> **Direction**:
All entries must be extracted exactly, with nothing added or dropped.
* Begin Extracted material *
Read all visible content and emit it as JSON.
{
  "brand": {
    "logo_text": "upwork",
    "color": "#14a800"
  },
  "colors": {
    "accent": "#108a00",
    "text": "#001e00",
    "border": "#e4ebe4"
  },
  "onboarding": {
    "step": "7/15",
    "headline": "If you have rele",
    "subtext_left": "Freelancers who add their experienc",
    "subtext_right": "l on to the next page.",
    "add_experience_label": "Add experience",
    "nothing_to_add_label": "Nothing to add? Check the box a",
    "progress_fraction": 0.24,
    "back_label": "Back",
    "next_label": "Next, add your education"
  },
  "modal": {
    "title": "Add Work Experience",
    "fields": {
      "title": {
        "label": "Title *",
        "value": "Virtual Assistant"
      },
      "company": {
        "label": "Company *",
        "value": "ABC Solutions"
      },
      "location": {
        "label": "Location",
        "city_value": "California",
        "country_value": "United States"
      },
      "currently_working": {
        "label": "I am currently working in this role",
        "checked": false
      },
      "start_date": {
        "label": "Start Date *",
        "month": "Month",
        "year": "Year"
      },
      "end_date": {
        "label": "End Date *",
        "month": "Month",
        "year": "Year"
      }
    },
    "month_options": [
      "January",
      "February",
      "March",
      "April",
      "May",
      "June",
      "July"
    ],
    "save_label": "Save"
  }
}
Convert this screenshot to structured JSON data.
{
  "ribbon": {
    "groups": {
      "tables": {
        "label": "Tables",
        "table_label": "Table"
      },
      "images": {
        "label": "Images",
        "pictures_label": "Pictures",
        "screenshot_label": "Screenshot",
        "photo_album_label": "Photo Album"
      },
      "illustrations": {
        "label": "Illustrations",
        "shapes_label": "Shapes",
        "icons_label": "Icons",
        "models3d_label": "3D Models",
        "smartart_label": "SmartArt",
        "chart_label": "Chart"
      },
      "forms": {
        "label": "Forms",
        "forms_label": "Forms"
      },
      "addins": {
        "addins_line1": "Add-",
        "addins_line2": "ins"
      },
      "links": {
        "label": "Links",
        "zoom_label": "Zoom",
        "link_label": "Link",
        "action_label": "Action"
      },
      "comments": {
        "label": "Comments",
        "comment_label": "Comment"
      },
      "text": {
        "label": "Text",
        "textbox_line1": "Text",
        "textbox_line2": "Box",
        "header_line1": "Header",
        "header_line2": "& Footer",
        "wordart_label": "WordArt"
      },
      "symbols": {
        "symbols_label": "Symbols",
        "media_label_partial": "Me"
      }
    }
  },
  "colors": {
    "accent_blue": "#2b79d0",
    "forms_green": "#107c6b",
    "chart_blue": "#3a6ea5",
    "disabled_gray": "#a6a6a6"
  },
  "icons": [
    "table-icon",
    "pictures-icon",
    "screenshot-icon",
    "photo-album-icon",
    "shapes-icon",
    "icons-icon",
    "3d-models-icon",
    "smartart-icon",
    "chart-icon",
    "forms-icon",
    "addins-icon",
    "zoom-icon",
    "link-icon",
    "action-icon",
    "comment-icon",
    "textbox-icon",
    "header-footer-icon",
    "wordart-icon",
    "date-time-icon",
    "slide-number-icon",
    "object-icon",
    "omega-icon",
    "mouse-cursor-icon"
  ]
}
* End Extracted material *
> **Correct output**:
Read all visible content and emit it as JSON.
{
  "brand": {
    "logo_text": "upwork",
    "color": "#14a800"
  },
  "colors": {
    "accent": "#108a00",
    "text": "#001e00",
    "border": "#e4ebe4"
  },
  "onboarding": {
    "step": "7/15",
    "headline": "If you have rele",
    "subtext_left": "Freelancers who add their experienc",
    "subtext_right": "l on to the next page.",
    "add_experience_label": "Add experience",
    "nothing_to_add_label": "Nothing to add? Check the box a",
    "progress_fraction": 0.24,
    "back_label": "Back",
    "next_label": "Next, add your education"
  },
  "modal": {
    "title": "Add Work Experience",
    "fields": {
      "title": {
        "label": "Title *",
        "value": "Virtual Assistant"
      },
      "company": {
        "label": "Company *",
        "value": "ABC Solutions"
      },
      "location": {
        "label": "Location",
        "city_value": "California",
        "country_value": "United States"
      },
      "currently_working": {
        "label": "I am currently working in this role",
        "checked": false
      },
      "start_date": {
        "label": "Start Date *",
        "month": "Month",
        "year": "Year"
      },
      "end_date": {
        "label": "End Date *",
        "month": "Month",
        "year": "Year"
      }
    },
    "month_options": [
      "January",
      "February",
      "March",
      "April",
      "May",
      "June",
      "July"
    ],
    "save_label": "Save"
  }
}
Convert this screenshot to structured JSON data.
{
  "ribbon": {
    "groups": {
      "tables": {
        "label": "Tables",
        "table_label": "Table"
      },
      "images": {
        "label": "Images",
        "pictures_label": "Pictures",
        "screenshot_label": "Screenshot",
        "photo_album_label": "Photo Album"
      },
      "illustrations": {
        "label": "Illustrations",
        "shapes_label": "Shapes",
        "icons_label": "Icons",
        "models3d_label": "3D Models",
        "smartart_label": "SmartArt",
        "chart_label": "Chart"
      },
      "forms": {
        "label": "Forms",
        "forms_label": "Forms"
      },
      "addins": {
        "addins_line1": "Add-",
        "addins_line2": "ins"
      },
      "links": {
        "label": "Links",
        "zoom_label": "Zoom",
        "link_label": "Link",
        "action_label": "Action"
      },
      "comments": {
        "label": "Comments",
        "comment_label": "Comment"
      },
      "text": {
        "label": "Text",
        "textbox_line1": "Text",
        "textbox_line2": "Box",
        "header_line1": "Header",
        "header_line2": "& Footer",
        "wordart_label": "WordArt"
      },
      "symbols": {
        "symbols_label": "Symbols",
        "media_label_partial": "Me"
      }
    }
  },
  "colors": {
    "accent_blue": "#2b79d0",
    "forms_green": "#107c6b",
    "chart_blue": "#3a6ea5",
    "disabled_gray": "#a6a6a6"
  },
  "icons": [
    "table-icon",
    "pictures-icon",
    "screenshot-icon",
    "photo-album-icon",
    "shapes-icon",
    "icons-icon",
    "3d-models-icon",
    "smartart-icon",
    "chart-icon",
    "forms-icon",
    "addins-icon",
    "zoom-icon",
    "link-icon",
    "action-icon",
    "comment-icon",
    "textbox-icon",
    "header-footer-icon",
    "wordart-icon",
    "date-time-icon",
    "slide-number-icon",
    "object-icon",
    "omega-icon",
    "mouse-cursor-icon"
  ]
}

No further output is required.